REQUEST -
Print all of the entries exactly, minus the pictures.

— start of ROWS —

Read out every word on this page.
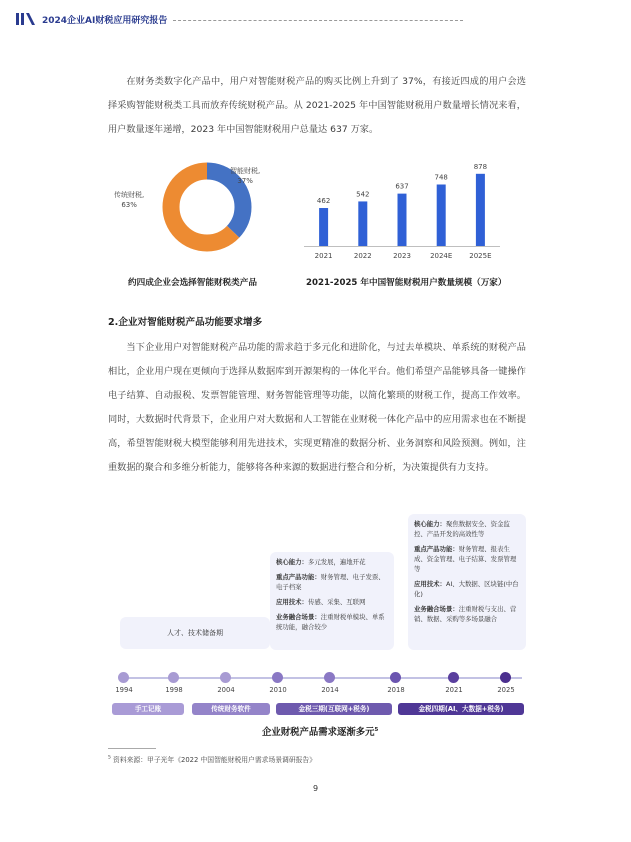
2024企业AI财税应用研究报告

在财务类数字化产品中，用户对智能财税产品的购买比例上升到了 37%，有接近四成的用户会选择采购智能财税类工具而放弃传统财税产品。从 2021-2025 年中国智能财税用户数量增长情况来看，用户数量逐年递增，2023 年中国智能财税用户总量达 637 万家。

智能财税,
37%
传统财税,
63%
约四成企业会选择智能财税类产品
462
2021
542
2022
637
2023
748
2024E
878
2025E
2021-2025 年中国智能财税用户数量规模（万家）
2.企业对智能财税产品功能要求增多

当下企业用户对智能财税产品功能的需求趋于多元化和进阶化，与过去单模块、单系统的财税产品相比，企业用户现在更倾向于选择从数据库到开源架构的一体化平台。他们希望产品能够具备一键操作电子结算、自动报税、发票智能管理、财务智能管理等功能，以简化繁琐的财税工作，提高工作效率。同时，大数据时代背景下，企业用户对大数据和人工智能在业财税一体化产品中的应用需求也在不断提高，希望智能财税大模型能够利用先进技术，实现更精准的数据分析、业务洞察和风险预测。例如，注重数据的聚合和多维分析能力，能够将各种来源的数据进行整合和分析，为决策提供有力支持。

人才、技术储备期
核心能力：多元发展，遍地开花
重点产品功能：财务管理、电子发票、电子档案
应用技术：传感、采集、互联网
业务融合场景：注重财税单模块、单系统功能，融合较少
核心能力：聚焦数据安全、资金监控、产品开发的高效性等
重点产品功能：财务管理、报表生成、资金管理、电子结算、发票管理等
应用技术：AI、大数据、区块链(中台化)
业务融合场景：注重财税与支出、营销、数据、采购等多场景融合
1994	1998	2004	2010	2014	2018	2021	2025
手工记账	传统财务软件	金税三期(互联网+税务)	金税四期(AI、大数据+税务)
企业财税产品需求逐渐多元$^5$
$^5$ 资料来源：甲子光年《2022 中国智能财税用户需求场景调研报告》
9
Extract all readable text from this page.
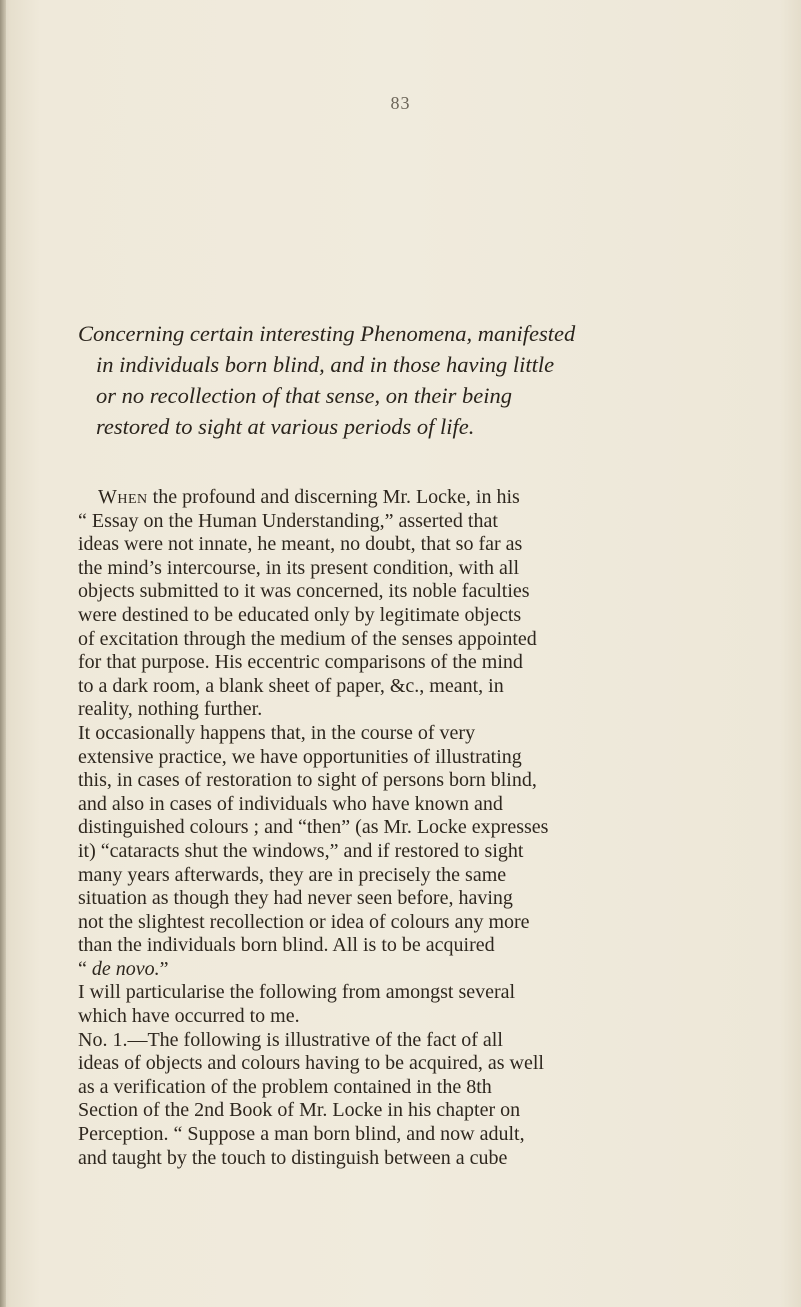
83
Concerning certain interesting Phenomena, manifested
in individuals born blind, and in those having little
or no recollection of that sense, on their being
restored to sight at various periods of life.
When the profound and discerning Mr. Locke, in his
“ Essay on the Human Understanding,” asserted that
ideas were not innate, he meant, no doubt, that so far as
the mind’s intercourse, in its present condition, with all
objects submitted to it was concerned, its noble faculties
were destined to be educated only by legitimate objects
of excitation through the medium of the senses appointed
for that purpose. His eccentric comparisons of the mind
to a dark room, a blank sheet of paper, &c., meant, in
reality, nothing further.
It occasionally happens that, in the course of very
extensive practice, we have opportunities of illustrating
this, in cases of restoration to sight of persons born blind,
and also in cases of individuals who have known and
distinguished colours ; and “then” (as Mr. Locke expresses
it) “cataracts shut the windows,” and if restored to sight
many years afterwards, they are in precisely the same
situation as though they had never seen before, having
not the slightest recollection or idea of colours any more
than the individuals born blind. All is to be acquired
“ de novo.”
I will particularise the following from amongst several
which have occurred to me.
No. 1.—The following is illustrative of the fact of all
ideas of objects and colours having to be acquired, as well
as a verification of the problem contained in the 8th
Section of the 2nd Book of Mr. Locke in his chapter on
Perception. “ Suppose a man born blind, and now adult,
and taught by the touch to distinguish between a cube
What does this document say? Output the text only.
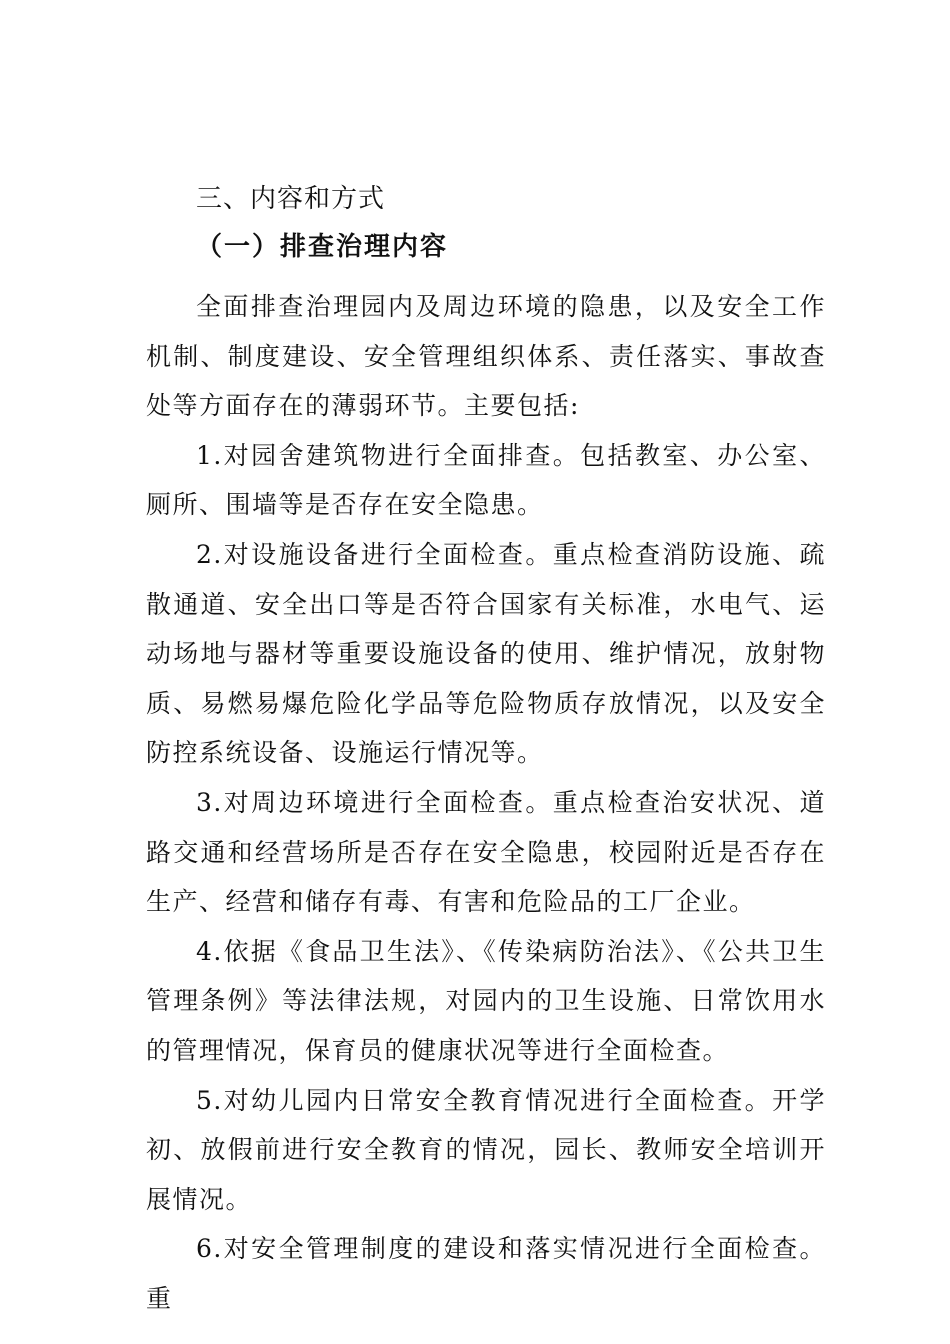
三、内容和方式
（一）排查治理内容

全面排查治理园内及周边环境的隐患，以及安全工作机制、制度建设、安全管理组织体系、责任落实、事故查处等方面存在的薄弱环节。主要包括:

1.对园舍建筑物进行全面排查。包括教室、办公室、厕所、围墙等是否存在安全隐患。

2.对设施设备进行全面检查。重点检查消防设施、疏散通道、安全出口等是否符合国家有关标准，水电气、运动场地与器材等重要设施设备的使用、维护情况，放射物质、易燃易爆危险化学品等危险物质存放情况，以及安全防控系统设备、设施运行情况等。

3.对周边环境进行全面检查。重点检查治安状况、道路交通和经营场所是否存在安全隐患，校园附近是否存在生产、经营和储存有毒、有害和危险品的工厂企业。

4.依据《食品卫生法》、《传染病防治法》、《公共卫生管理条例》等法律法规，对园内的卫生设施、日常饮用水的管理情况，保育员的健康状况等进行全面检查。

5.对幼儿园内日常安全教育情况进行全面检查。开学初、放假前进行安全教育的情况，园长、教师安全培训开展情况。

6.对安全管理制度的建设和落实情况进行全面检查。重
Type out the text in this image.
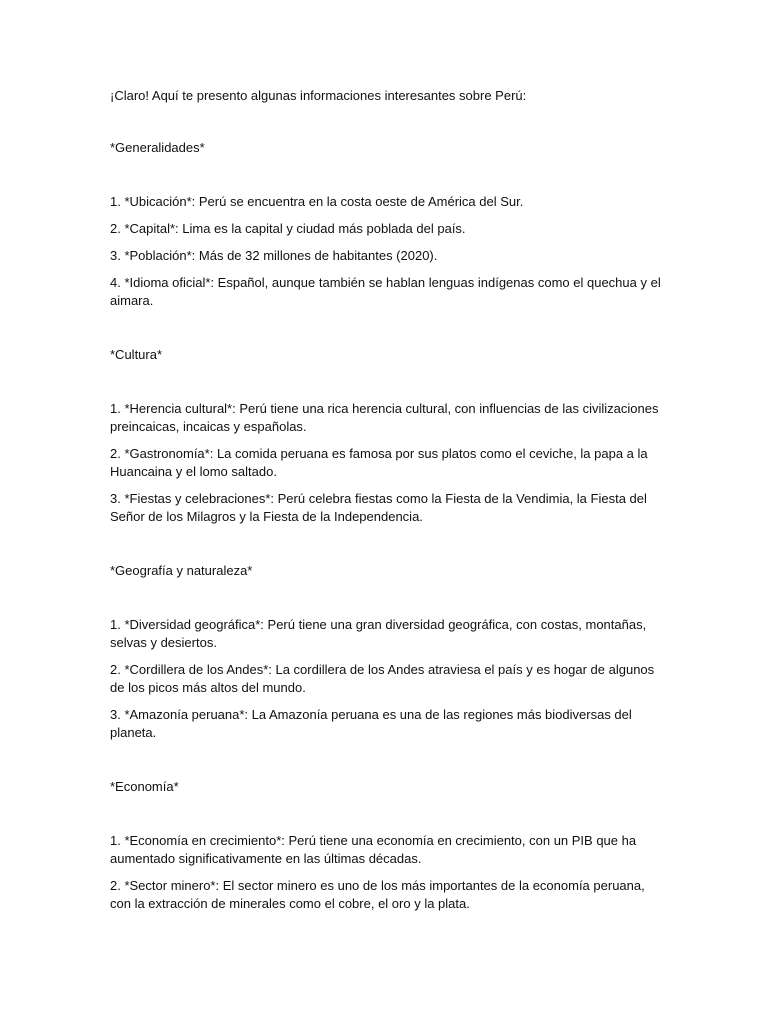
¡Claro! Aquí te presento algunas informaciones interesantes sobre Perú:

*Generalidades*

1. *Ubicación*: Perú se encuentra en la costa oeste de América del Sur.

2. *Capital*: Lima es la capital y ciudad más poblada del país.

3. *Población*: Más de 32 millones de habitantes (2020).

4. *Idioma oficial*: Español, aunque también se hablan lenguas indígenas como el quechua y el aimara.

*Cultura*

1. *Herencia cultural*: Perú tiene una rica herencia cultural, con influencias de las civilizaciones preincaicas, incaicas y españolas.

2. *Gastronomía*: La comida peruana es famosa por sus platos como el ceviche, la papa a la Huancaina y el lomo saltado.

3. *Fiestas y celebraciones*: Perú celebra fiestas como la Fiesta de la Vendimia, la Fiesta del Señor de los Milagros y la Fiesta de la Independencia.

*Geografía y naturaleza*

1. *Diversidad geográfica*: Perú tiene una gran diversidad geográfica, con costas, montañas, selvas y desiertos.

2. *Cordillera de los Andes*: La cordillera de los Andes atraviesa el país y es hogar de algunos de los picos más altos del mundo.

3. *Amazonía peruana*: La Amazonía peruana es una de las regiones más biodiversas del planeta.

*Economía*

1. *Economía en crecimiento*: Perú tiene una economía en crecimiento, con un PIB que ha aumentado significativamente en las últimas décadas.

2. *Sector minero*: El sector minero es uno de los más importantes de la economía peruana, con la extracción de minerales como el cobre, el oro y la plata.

— end of ROWS —

SOLUTION TO THE PROBLEM -
Read out every word on this page.
2024企业AI财税应用研究报告

在财务类数字化产品中，用户对智能财税产品的购买比例上升到了 37%，有接近四成的用户会选择采购智能财税类工具而放弃传统财税产品。从 2021-2025 年中国智能财税用户数量增长情况来看，用户数量逐年递增，2023 年中国智能财税用户总量达 637 万家。

智能财税,
37%
传统财税,
63%
约四成企业会选择智能财税类产品
462
2021
542
2022
637
2023
748
2024E
878
2025E
2021-2025 年中国智能财税用户数量规模（万家）
2.企业对智能财税产品功能要求增多

当下企业用户对智能财税产品功能的需求趋于多元化和进阶化，与过去单模块、单系统的财税产品相比，企业用户现在更倾向于选择从数据库到开源架构的一体化平台。他们希望产品能够具备一键操作电子结算、自动报税、发票智能管理、财务智能管理等功能，以简化繁琐的财税工作，提高工作效率。同时，大数据时代背景下，企业用户对大数据和人工智能在业财税一体化产品中的应用需求也在不断提高，希望智能财税大模型能够利用先进技术，实现更精准的数据分析、业务洞察和风险预测。例如，注重数据的聚合和多维分析能力，能够将各种来源的数据进行整合和分析，为决策提供有力支持。

人才、技术储备期
核心能力：多元发展，遍地开花
重点产品功能：财务管理、电子发票、电子档案
应用技术：传感、采集、互联网
业务融合场景：注重财税单模块、单系统功能，融合较少
核心能力：聚焦数据安全、资金监控、产品开发的高效性等
重点产品功能：财务管理、报表生成、资金管理、电子结算、发票管理等
应用技术：AI、大数据、区块链(中台化)
业务融合场景：注重财税与支出、营销、数据、采购等多场景融合
1994	1998	2004	2010	2014	2018	2021	2025
手工记账	传统财务软件	金税三期(互联网+税务)	金税四期(AI、大数据+税务)
企业财税产品需求逐渐多元$^5$
$^5$ 资料来源：甲子光年《2022 中国智能财税用户需求场景调研报告》
9
Extract all readable text from this page.
83
Concerning certain interesting Phenomena, manifested
in individuals born blind, and in those having little
or no recollection of that sense, on their being
restored to sight at various periods of life.
When the profound and discerning Mr. Locke, in his
“ Essay on the Human Understanding,” asserted that
ideas were not innate, he meant, no doubt, that so far as
the mind’s intercourse, in its present condition, with all
objects submitted to it was concerned, its noble faculties
were destined to be educated only by legitimate objects
of excitation through the medium of the senses appointed
for that purpose. His eccentric comparisons of the mind
to a dark room, a blank sheet of paper, &c., meant, in
reality, nothing further.
It occasionally happens that, in the course of very
extensive practice, we have opportunities of illustrating
this, in cases of restoration to sight of persons born blind,
and also in cases of individuals who have known and
distinguished colours ; and “then” (as Mr. Locke expresses
it) “cataracts shut the windows,” and if restored to sight
many years afterwards, they are in precisely the same
situation as though they had never seen before, having
not the slightest recollection or idea of colours any more
than the individuals born blind. All is to be acquired
“ de novo.”
I will particularise the following from amongst several
which have occurred to me.
No. 1.—The following is illustrative of the fact of all
ideas of objects and colours having to be acquired, as well
as a verification of the problem contained in the 8th
Section of the 2nd Book of Mr. Locke in his chapter on
Perception. “ Suppose a man born blind, and now adult,
and taught by the touch to distinguish between a cube
What does this document say? Output the text only.
三、内容和方式
（一）排查治理内容

全面排查治理园内及周边环境的隐患，以及安全工作机制、制度建设、安全管理组织体系、责任落实、事故查处等方面存在的薄弱环节。主要包括:

1.对园舍建筑物进行全面排查。包括教室、办公室、厕所、围墙等是否存在安全隐患。

2.对设施设备进行全面检查。重点检查消防设施、疏散通道、安全出口等是否符合国家有关标准，水电气、运动场地与器材等重要设施设备的使用、维护情况，放射物质、易燃易爆危险化学品等危险物质存放情况，以及安全防控系统设备、设施运行情况等。

3.对周边环境进行全面检查。重点检查治安状况、道路交通和经营场所是否存在安全隐患，校园附近是否存在生产、经营和储存有毒、有害和危险品的工厂企业。

4.依据《食品卫生法》、《传染病防治法》、《公共卫生管理条例》等法律法规，对园内的卫生设施、日常饮用水的管理情况，保育员的健康状况等进行全面检查。

5.对幼儿园内日常安全教育情况进行全面检查。开学初、放假前进行安全教育的情况，园长、教师安全培训开展情况。

6.对安全管理制度的建设和落实情况进行全面检查。重
Type out the text in this image.
¡Claro! Aquí te presento algunas informaciones interesantes sobre Perú:

*Generalidades*

1. *Ubicación*: Perú se encuentra en la costa oeste de América del Sur.

2. *Capital*: Lima es la capital y ciudad más poblada del país.

3. *Población*: Más de 32 millones de habitantes (2020).

4. *Idioma oficial*: Español, aunque también se hablan lenguas indígenas como el quechua y el aimara.

*Cultura*

1. *Herencia cultural*: Perú tiene una rica herencia cultural, con influencias de las civilizaciones preincaicas, incaicas y españolas.

2. *Gastronomía*: La comida peruana es famosa por sus platos como el ceviche, la papa a la Huancaina y el lomo saltado.

3. *Fiestas y celebraciones*: Perú celebra fiestas como la Fiesta de la Vendimia, la Fiesta del Señor de los Milagros y la Fiesta de la Independencia.

*Geografía y naturaleza*

1. *Diversidad geográfica*: Perú tiene una gran diversidad geográfica, con costas, montañas, selvas y desiertos.

2. *Cordillera de los Andes*: La cordillera de los Andes atraviesa el país y es hogar de algunos de los picos más altos del mundo.

3. *Amazonía peruana*: La Amazonía peruana es una de las regiones más biodiversas del planeta.

*Economía*

1. *Economía en crecimiento*: Perú tiene una economía en crecimiento, con un PIB que ha aumentado significativamente en las últimas décadas.

2. *Sector minero*: El sector minero es uno de los más importantes de la economía peruana, con la extracción de minerales como el cobre, el oro y la plata.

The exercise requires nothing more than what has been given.